Copy every line of the listing below word for word.

====== RECORDS PROVIDED

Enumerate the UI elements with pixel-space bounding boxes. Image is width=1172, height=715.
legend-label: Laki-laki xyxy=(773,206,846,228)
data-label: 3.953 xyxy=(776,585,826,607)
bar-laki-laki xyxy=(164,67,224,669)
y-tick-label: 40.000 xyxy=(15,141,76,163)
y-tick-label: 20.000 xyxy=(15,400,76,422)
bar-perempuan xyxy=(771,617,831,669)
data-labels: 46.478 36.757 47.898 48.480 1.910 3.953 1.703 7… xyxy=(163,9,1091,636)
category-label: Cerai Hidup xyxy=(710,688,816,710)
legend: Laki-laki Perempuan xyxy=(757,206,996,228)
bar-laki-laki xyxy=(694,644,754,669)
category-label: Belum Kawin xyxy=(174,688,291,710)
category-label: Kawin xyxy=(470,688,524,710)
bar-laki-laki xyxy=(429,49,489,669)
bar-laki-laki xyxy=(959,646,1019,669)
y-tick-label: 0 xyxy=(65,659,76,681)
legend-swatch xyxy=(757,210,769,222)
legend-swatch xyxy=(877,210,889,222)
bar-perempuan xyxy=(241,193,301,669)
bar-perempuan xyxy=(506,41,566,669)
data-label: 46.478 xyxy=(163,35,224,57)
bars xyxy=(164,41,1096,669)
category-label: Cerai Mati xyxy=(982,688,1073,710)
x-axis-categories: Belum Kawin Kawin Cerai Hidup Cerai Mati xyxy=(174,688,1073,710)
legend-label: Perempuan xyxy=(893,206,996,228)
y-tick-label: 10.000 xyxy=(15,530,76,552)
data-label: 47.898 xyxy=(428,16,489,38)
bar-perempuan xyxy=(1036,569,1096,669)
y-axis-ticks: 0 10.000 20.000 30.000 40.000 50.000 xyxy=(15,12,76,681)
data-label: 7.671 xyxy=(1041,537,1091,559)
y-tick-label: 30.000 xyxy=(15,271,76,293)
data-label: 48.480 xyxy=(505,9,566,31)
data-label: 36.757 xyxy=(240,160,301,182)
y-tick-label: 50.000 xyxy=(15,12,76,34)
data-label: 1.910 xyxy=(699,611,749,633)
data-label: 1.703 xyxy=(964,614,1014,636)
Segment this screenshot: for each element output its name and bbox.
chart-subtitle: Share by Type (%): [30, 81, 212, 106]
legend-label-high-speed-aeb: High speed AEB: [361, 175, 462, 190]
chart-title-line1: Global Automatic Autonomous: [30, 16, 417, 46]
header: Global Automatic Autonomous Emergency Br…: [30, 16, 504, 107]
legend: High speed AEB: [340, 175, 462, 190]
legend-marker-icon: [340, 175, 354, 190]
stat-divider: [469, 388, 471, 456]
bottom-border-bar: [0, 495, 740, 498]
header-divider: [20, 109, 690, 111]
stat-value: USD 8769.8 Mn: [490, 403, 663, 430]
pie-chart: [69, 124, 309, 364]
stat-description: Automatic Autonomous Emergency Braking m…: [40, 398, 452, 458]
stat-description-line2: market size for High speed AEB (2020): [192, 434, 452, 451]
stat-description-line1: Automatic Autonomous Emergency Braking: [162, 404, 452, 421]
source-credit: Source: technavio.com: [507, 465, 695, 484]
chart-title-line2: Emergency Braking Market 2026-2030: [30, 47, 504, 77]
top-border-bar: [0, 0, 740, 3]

============

:: RESULT FOR THIS EXERCISE ::
Enumerate the UI elements with pixel-space bounding boxes. Image is width=1172, height=715.
legend-label: Laki-laki xyxy=(773,206,846,228)
data-label: 3.953 xyxy=(776,585,826,607)
bar-laki-laki xyxy=(164,67,224,669)
y-tick-label: 40.000 xyxy=(15,141,76,163)
y-tick-label: 20.000 xyxy=(15,400,76,422)
bar-perempuan xyxy=(771,617,831,669)
data-labels: 46.478 36.757 47.898 48.480 1.910 3.953 1.703 7… xyxy=(163,9,1091,636)
category-label: Cerai Hidup xyxy=(710,688,816,710)
legend: Laki-laki Perempuan xyxy=(757,206,996,228)
bar-laki-laki xyxy=(694,644,754,669)
category-label: Belum Kawin xyxy=(174,688,291,710)
category-label: Kawin xyxy=(470,688,524,710)
bar-laki-laki xyxy=(429,49,489,669)
bar-laki-laki xyxy=(959,646,1019,669)
y-tick-label: 0 xyxy=(65,659,76,681)
legend-swatch xyxy=(757,210,769,222)
legend-swatch xyxy=(877,210,889,222)
bar-perempuan xyxy=(241,193,301,669)
bar-perempuan xyxy=(506,41,566,669)
data-label: 46.478 xyxy=(163,35,224,57)
bars xyxy=(164,41,1096,669)
category-label: Cerai Mati xyxy=(982,688,1073,710)
x-axis-categories: Belum Kawin Kawin Cerai Hidup Cerai Mati xyxy=(174,688,1073,710)
legend-label: Perempuan xyxy=(893,206,996,228)
y-tick-label: 10.000 xyxy=(15,530,76,552)
data-label: 47.898 xyxy=(428,16,489,38)
bar-perempuan xyxy=(1036,569,1096,669)
y-axis-ticks: 0 10.000 20.000 30.000 40.000 50.000 xyxy=(15,12,76,681)
data-label: 7.671 xyxy=(1041,537,1091,559)
y-tick-label: 30.000 xyxy=(15,271,76,293)
data-label: 48.480 xyxy=(505,9,566,31)
data-label: 36.757 xyxy=(240,160,301,182)
y-tick-label: 50.000 xyxy=(15,12,76,34)
data-label: 1.910 xyxy=(699,611,749,633)
data-label: 1.703 xyxy=(964,614,1014,636)
Segment this screenshot: for each element output its name and bbox.
chart-subtitle: Share by Type (%): [30, 81, 212, 106]
legend-label-high-speed-aeb: High speed AEB: [361, 175, 462, 190]
chart-title-line1: Global Automatic Autonomous: [30, 16, 417, 46]
header: Global Automatic Autonomous Emergency Br…: [30, 16, 504, 107]
legend: High speed AEB: [340, 175, 462, 190]
legend-marker-icon: [340, 175, 354, 190]
stat-divider: [469, 388, 471, 456]
bottom-border-bar: [0, 495, 740, 498]
header-divider: [20, 109, 690, 111]
stat-value: USD 8769.8 Mn: [490, 403, 663, 430]
pie-chart: [69, 124, 309, 364]
stat-description: Automatic Autonomous Emergency Braking m…: [40, 398, 452, 458]
stat-description-line2: market size for High speed AEB (2020): [192, 434, 452, 451]
stat-description-line1: Automatic Autonomous Emergency Braking: [162, 404, 452, 421]
source-credit: Source: technavio.com: [507, 465, 695, 484]
chart-title-line2: Emergency Braking Market 2026-2030: [30, 47, 504, 77]
top-border-bar: [0, 0, 740, 3]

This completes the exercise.